• _AIM_:
Scan the records for the string "такая"; copy each line where it occurs.
^^^^^^^^^^^^^^^^
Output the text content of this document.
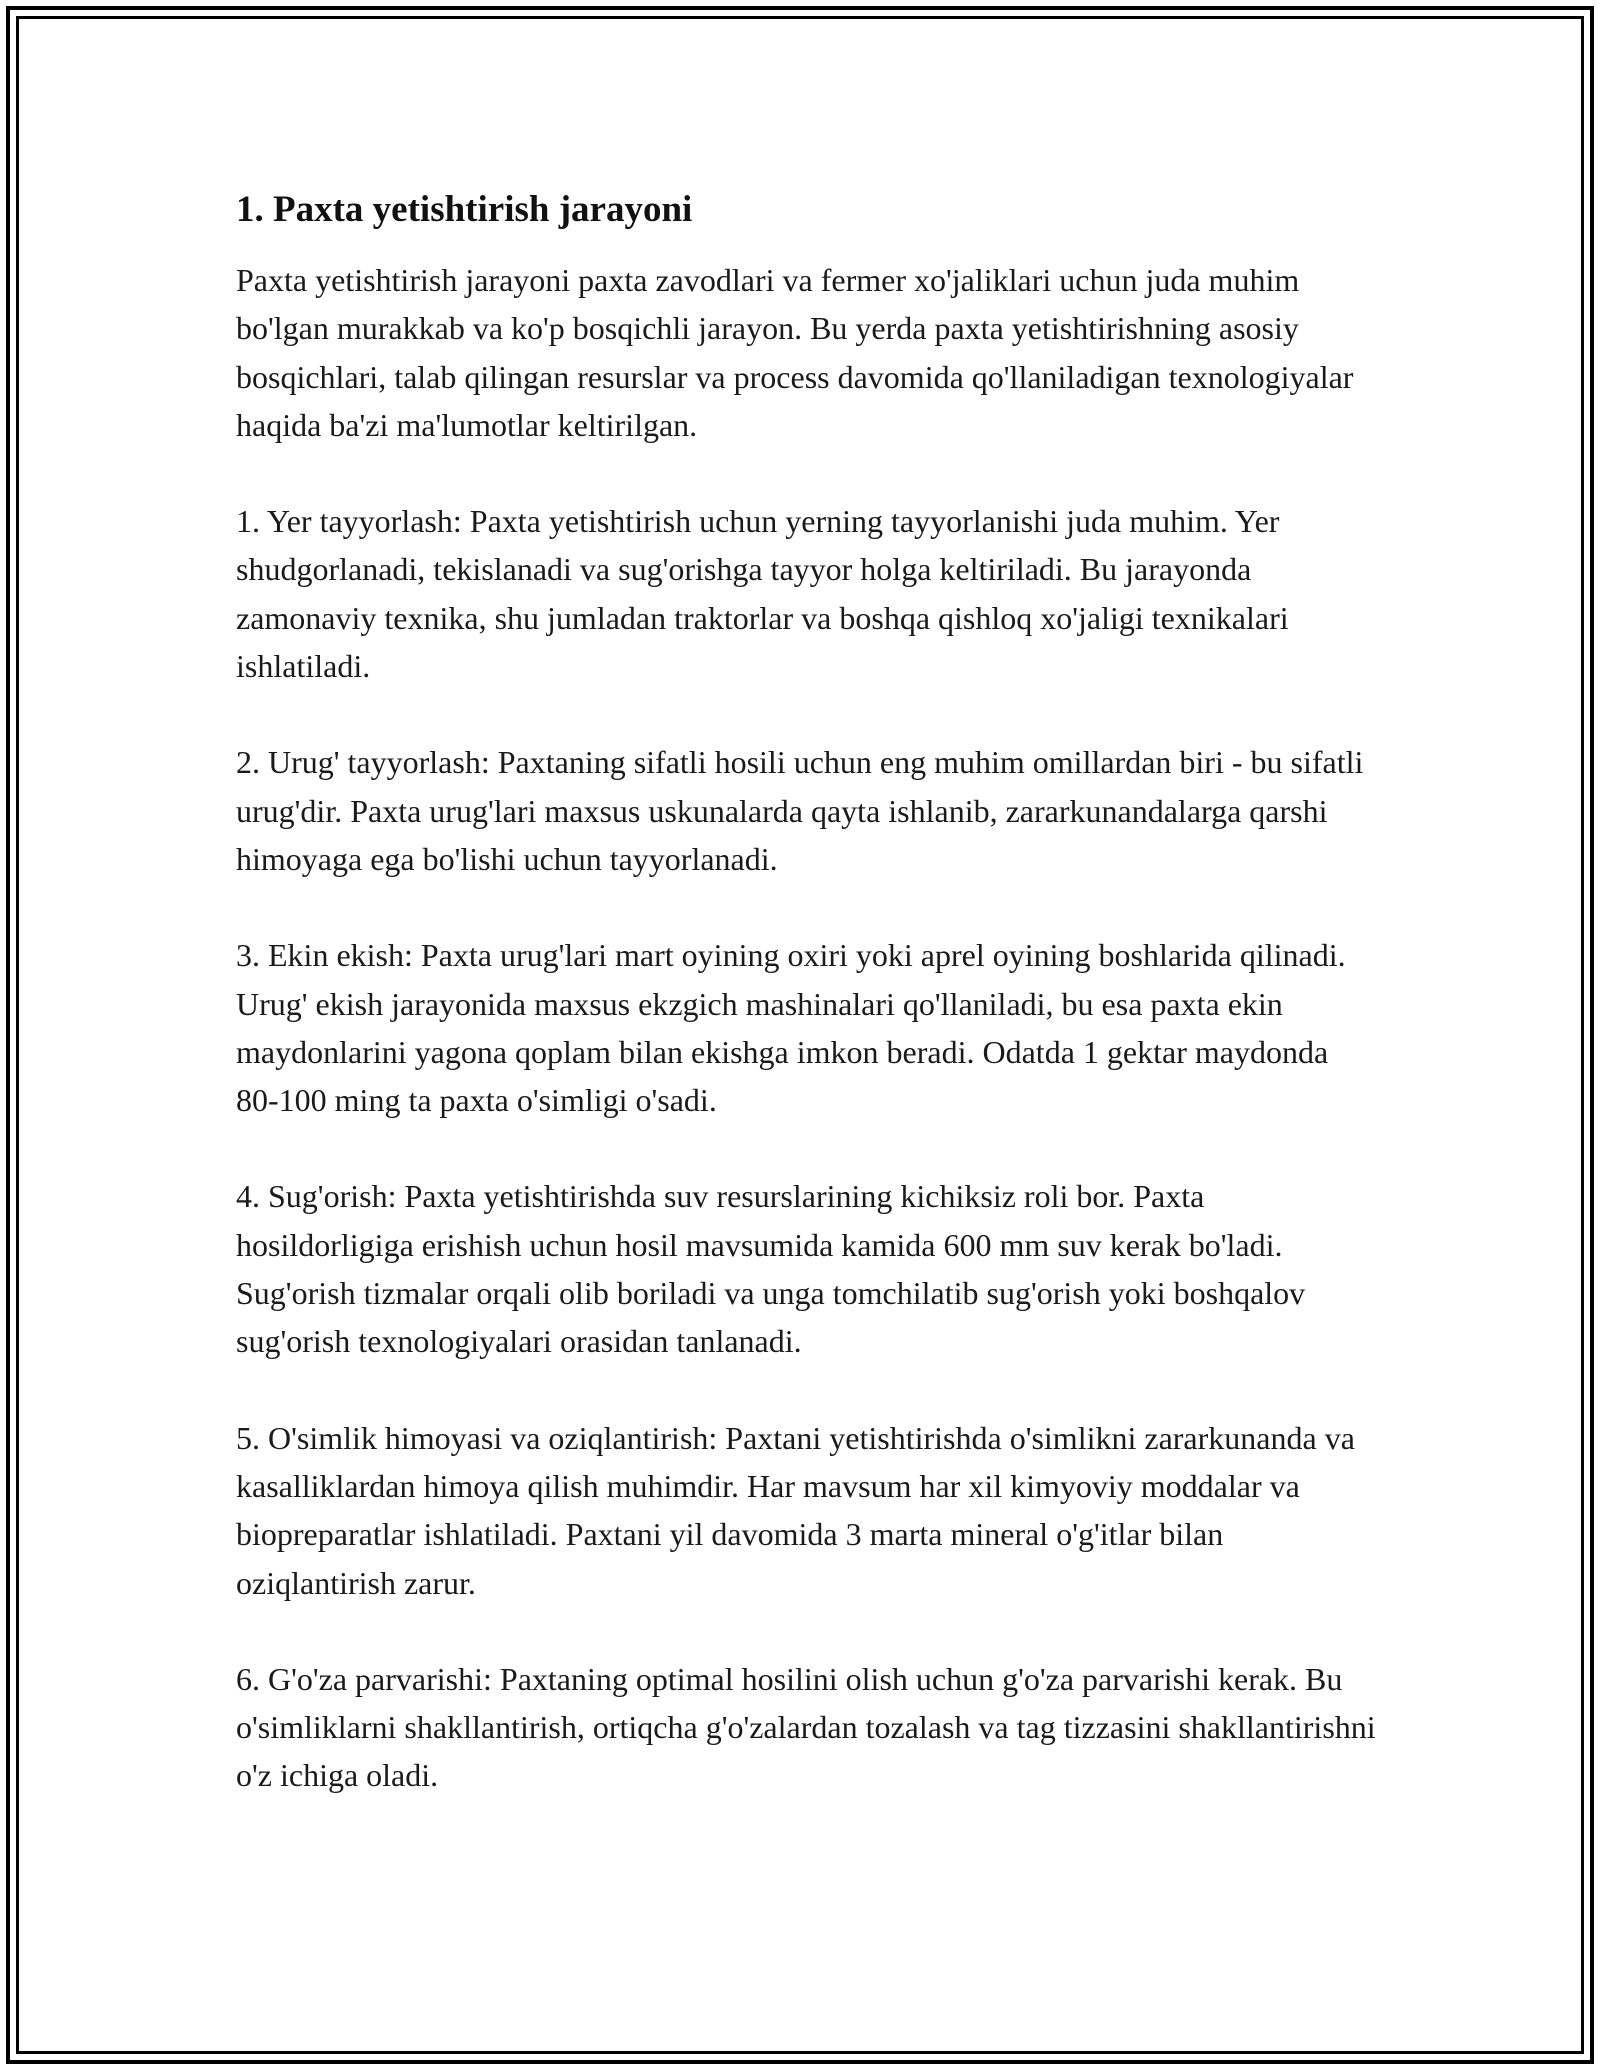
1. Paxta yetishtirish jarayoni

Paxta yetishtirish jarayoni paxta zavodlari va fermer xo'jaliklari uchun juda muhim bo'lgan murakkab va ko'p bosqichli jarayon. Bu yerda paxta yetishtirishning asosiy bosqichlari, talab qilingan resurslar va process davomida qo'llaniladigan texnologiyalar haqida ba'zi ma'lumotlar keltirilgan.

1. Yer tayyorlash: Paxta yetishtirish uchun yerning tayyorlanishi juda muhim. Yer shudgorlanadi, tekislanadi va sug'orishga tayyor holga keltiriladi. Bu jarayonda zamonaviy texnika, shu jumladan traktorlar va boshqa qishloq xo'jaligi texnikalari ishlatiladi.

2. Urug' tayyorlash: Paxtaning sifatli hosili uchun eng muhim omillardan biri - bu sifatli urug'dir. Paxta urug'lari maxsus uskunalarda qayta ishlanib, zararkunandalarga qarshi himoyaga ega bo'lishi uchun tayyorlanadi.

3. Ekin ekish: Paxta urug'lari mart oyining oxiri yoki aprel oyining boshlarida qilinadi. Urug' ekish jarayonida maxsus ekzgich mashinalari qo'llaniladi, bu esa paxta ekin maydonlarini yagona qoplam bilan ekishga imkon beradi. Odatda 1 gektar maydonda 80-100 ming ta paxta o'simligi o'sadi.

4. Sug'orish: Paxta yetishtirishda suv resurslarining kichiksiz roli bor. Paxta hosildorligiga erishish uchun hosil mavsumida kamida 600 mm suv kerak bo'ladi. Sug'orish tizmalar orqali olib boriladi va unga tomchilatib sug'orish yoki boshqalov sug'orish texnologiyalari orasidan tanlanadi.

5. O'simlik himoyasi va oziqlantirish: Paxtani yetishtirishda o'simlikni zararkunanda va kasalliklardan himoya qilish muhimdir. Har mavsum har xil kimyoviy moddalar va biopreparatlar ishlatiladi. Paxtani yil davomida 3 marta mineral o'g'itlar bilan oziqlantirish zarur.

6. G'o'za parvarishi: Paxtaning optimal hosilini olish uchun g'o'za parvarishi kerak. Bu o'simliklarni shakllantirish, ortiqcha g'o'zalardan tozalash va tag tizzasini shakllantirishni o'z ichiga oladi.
^^^^^^^^^^^^^^^^
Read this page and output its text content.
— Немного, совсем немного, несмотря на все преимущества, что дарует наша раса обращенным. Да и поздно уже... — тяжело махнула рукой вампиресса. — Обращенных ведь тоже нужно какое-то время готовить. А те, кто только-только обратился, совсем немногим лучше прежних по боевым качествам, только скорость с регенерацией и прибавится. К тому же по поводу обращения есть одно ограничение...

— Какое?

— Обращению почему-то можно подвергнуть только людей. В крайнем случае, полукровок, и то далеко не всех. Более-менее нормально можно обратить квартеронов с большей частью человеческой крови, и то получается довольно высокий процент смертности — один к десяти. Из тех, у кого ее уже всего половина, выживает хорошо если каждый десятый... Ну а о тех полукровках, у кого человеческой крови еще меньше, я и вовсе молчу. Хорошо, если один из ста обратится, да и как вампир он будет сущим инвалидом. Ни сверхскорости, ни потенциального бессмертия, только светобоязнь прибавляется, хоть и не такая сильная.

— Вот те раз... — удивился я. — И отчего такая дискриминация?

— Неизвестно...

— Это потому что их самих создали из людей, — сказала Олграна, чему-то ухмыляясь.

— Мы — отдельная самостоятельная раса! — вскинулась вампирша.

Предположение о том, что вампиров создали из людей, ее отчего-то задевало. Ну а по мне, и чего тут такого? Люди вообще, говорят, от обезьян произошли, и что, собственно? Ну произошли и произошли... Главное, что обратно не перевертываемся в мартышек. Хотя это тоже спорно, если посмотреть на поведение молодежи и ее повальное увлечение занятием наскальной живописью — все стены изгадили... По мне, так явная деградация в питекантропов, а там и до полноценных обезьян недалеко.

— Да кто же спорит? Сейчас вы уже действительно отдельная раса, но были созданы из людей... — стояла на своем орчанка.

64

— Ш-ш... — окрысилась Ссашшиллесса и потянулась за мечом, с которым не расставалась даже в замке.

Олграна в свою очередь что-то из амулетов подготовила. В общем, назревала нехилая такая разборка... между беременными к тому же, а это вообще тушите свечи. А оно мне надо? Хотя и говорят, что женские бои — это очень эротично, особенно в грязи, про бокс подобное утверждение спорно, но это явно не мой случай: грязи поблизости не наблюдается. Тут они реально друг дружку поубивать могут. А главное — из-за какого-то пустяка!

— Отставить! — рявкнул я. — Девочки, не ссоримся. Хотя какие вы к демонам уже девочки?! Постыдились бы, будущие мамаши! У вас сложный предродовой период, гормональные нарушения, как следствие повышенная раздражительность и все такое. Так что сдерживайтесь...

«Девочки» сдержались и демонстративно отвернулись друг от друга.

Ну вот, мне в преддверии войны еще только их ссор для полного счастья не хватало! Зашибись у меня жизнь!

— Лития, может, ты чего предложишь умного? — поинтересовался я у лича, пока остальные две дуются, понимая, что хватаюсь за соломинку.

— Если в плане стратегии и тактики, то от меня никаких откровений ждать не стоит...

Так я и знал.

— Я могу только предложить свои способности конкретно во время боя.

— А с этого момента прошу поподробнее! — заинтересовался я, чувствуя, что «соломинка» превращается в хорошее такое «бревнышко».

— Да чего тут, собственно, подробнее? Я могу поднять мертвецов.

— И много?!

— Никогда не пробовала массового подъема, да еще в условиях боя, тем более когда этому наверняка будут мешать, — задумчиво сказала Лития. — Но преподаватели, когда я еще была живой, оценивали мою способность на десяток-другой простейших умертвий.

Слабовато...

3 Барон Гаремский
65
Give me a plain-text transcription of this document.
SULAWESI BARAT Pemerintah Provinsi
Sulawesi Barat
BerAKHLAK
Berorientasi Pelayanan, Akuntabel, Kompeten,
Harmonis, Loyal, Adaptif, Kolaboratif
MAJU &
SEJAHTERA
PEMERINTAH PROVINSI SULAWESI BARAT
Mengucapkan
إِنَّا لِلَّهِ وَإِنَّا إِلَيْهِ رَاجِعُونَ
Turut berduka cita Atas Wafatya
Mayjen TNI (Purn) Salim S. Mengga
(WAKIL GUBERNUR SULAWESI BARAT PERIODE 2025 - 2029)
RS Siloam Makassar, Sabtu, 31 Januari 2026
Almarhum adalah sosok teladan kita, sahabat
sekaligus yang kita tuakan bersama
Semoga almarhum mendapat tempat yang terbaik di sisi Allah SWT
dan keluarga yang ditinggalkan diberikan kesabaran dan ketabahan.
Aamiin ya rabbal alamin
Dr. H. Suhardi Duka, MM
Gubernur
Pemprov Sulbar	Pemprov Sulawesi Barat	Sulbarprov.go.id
^^^^^^^^^^^^^^^^
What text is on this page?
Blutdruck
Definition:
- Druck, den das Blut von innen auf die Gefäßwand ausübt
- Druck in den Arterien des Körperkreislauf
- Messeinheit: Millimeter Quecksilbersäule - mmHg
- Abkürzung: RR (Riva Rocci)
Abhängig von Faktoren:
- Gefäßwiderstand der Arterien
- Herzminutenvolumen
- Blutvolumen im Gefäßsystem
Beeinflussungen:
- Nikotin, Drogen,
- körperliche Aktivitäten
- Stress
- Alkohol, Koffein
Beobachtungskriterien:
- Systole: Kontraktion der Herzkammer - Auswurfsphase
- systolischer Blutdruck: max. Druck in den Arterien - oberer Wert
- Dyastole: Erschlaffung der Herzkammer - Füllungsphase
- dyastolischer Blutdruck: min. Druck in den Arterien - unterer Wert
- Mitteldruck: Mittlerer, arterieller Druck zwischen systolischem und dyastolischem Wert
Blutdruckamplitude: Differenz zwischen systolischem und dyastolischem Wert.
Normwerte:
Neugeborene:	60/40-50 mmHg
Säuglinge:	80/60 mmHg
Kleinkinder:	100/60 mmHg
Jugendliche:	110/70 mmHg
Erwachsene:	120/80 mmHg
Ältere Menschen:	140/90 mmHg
^^^^^^^^^^^^^^^^
• _THE SOLUTION_:
— Обращению почему-то можно подвергнуть только людей. В крайнем случае, полукровок, и то далеко не всех. Более-менее нормально можно обратить квартеронов с большей частью человеческой крови, и то получается довольно высокий процент смертности — один к десяти. Из тех, у кого ее уже всего половина, выживает хорошо если каждый десятый... Ну а о тех полукровках, у кого человеческой крови еще меньше, я и вовсе молчу. Хорошо, если один из ста обратится, да и как вампир он будет сущим инвалидом. Ни сверхскорости, ни потенциального бессмертия, только светобоязнь прибавляется, хоть и не такая сильная.
— Вот те раз... — удивился я. — И отчего такая дискриминация?
Олграна в свою очередь что-то из амулетов подготовила. В общем, назревала нехилая такая разборка... между беременными к тому же, а это вообще тушите свечи. А оно мне надо? Хотя и говорят, что женские бои — это очень эротично, особенно в грязи, про бокс подобное утверждение спорно, но это явно не мой случай: грязи поблизости не наблюдается. Тут они реально друг дружку поубивать могут. А главное — из-за какого-то пустяка!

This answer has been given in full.